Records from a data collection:

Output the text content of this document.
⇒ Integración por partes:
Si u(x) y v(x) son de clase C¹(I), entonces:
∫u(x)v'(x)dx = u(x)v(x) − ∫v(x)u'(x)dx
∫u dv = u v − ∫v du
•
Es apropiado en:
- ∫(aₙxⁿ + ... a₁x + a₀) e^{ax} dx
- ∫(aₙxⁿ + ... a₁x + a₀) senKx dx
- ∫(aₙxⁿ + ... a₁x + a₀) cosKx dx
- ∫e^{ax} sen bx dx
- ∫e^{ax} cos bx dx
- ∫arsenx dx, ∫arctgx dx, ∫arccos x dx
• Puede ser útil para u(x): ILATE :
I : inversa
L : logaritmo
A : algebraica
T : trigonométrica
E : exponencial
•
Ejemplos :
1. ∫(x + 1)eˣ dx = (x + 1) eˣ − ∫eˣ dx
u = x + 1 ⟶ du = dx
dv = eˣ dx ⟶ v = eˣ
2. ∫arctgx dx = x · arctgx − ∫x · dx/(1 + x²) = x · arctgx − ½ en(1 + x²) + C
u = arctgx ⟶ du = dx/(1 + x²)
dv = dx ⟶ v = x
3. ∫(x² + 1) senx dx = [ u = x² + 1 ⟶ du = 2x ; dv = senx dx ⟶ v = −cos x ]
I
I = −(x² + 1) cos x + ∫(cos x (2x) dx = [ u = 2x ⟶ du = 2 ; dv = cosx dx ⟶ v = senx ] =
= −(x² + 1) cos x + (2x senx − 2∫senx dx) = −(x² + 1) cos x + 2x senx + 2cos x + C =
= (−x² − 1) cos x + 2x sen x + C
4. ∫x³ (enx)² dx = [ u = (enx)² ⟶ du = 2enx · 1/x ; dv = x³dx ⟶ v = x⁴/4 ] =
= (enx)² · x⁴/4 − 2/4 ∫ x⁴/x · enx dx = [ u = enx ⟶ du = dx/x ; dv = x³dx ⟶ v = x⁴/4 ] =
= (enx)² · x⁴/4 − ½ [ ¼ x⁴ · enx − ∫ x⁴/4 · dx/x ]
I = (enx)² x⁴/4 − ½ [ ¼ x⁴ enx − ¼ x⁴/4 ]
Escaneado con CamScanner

_Task goal_
Locate the word "aₙxⁿ" in the records and collect each line it appears in.

_Task result_
- ∫(aₙxⁿ + ... a₁x + a₀) e^{ax} dx
- ∫(aₙxⁿ + ... a₁x + a₀) senKx dx
- ∫(aₙxⁿ + ... a₁x + a₀) cosKx dx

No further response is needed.